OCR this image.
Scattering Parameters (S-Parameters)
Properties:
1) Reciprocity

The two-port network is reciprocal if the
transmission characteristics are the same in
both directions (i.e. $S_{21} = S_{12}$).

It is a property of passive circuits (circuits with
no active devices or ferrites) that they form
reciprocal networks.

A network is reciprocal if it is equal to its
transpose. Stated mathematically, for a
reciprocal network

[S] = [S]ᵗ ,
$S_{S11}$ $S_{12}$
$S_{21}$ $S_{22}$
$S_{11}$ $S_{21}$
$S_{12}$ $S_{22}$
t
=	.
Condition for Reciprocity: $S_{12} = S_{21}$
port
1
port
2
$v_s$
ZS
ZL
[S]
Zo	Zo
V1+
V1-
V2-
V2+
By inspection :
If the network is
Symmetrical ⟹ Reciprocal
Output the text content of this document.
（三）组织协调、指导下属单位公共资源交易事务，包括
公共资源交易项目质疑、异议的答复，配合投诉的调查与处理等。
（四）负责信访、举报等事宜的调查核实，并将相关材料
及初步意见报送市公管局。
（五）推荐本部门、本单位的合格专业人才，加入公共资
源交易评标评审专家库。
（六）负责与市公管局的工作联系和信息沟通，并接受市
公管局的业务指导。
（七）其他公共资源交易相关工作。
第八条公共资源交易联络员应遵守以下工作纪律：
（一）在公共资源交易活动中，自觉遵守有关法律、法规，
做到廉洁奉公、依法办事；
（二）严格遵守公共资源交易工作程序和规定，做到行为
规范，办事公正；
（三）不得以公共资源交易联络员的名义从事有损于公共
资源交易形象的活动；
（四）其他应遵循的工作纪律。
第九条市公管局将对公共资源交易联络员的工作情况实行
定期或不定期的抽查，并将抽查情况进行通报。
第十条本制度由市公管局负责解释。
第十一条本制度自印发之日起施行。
________________________
**Brief:** From the preceding material, extract every line exactly.

**Answer to this problem:**
OCR this image.
Scattering Parameters (S-Parameters)
Properties:
1) Reciprocity

The two-port network is reciprocal if the
transmission characteristics are the same in
both directions (i.e. $S_{21} = S_{12}$).

It is a property of passive circuits (circuits with
no active devices or ferrites) that they form
reciprocal networks.

A network is reciprocal if it is equal to its
transpose. Stated mathematically, for a
reciprocal network

[S] = [S]ᵗ ,
$S_{S11}$ $S_{12}$
$S_{21}$ $S_{22}$
$S_{11}$ $S_{21}$
$S_{12}$ $S_{22}$
t
=	.
Condition for Reciprocity: $S_{12} = S_{21}$
port
1
port
2
$v_s$
ZS
ZL
[S]
Zo	Zo
V1+
V1-
V2-
V2+
By inspection :
If the network is
Symmetrical ⟹ Reciprocal
Output the text content of this document.
（三）组织协调、指导下属单位公共资源交易事务，包括
公共资源交易项目质疑、异议的答复，配合投诉的调查与处理等。
（四）负责信访、举报等事宜的调查核实，并将相关材料
及初步意见报送市公管局。
（五）推荐本部门、本单位的合格专业人才，加入公共资
源交易评标评审专家库。
（六）负责与市公管局的工作联系和信息沟通，并接受市
公管局的业务指导。
（七）其他公共资源交易相关工作。
第八条公共资源交易联络员应遵守以下工作纪律：
（一）在公共资源交易活动中，自觉遵守有关法律、法规，
做到廉洁奉公、依法办事；
（二）严格遵守公共资源交易工作程序和规定，做到行为
规范，办事公正；
（三）不得以公共资源交易联络员的名义从事有损于公共
资源交易形象的活动；
（四）其他应遵循的工作纪律。
第九条市公管局将对公共资源交易联络员的工作情况实行
定期或不定期的抽查，并将抽查情况进行通报。
第十条本制度由市公管局负责解释。
第十一条本制度自印发之日起施行。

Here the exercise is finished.